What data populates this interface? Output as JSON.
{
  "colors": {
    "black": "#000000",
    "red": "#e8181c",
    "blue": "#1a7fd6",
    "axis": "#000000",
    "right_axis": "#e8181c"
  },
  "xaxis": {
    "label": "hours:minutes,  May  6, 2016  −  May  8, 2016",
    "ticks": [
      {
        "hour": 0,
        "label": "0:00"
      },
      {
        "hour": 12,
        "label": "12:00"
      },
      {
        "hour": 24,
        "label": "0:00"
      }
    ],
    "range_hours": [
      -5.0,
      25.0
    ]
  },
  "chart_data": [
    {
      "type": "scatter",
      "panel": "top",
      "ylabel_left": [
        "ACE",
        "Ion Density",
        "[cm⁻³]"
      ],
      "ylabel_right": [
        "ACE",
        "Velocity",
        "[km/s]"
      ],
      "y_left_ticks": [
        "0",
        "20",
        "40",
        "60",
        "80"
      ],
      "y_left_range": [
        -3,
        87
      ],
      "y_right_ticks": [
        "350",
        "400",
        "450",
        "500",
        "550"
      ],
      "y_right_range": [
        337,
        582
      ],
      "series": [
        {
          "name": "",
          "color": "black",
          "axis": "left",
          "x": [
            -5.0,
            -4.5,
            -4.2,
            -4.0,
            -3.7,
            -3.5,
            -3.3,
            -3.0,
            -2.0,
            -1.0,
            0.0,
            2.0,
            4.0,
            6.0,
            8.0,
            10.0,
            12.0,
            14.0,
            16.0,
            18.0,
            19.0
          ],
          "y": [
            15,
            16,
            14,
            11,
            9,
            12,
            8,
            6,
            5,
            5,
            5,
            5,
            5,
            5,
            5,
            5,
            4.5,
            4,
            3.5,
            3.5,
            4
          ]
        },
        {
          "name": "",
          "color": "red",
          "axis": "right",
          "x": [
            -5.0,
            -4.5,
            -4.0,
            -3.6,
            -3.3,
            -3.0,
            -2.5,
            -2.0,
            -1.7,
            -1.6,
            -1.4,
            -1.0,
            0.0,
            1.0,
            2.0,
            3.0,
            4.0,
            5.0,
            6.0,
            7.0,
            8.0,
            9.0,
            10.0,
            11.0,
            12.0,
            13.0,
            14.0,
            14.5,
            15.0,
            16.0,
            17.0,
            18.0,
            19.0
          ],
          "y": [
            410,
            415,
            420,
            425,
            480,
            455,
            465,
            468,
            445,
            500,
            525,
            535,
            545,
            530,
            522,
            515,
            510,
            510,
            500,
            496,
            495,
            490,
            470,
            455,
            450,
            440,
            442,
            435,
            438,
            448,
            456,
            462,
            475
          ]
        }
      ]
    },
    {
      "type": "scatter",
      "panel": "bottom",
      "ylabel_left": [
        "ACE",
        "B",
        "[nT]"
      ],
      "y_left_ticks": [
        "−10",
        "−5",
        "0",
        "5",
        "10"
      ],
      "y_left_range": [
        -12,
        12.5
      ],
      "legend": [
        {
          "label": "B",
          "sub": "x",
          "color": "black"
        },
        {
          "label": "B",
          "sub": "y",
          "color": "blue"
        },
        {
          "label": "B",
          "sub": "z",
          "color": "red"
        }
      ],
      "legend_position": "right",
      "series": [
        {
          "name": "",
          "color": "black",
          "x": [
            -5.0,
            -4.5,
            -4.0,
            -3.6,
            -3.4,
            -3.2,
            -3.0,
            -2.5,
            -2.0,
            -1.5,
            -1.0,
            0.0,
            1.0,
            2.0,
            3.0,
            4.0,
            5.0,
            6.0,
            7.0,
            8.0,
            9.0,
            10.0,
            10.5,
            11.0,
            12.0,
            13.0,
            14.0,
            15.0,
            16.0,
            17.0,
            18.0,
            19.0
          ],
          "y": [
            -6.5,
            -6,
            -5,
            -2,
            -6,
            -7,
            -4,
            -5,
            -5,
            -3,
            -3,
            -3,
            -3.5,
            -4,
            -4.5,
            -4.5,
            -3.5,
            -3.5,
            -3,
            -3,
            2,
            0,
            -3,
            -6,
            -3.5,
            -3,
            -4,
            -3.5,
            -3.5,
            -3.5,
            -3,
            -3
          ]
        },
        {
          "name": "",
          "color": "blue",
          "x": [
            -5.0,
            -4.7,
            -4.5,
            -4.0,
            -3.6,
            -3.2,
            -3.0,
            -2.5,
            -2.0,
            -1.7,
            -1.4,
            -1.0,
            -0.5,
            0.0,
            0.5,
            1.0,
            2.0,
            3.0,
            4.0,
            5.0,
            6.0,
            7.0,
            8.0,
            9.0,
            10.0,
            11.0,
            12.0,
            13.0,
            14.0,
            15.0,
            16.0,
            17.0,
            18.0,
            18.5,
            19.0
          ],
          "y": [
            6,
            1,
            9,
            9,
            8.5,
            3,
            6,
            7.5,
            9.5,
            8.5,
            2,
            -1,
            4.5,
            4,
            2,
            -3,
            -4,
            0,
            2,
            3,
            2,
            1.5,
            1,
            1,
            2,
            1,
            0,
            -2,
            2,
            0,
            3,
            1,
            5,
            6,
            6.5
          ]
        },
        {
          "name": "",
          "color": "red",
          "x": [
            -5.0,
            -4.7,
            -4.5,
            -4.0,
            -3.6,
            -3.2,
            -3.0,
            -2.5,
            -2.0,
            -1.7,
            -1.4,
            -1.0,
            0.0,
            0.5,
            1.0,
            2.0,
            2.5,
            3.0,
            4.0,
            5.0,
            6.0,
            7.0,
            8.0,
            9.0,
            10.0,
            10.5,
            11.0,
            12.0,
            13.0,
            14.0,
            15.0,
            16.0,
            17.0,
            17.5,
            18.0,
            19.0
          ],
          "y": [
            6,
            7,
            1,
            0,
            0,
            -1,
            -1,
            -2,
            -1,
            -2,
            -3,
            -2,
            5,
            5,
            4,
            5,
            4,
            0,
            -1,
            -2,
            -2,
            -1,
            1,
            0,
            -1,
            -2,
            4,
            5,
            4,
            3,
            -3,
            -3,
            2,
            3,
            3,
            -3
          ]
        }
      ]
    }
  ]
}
============
- _EXERCISE REQUIREMENTS_
Select all lines in the listing above where the word "black" appears, and show them.

- _IN RESPONSE_
    "black": "#000000",
          "color": "black",
          "color": "black"
          "color": "black",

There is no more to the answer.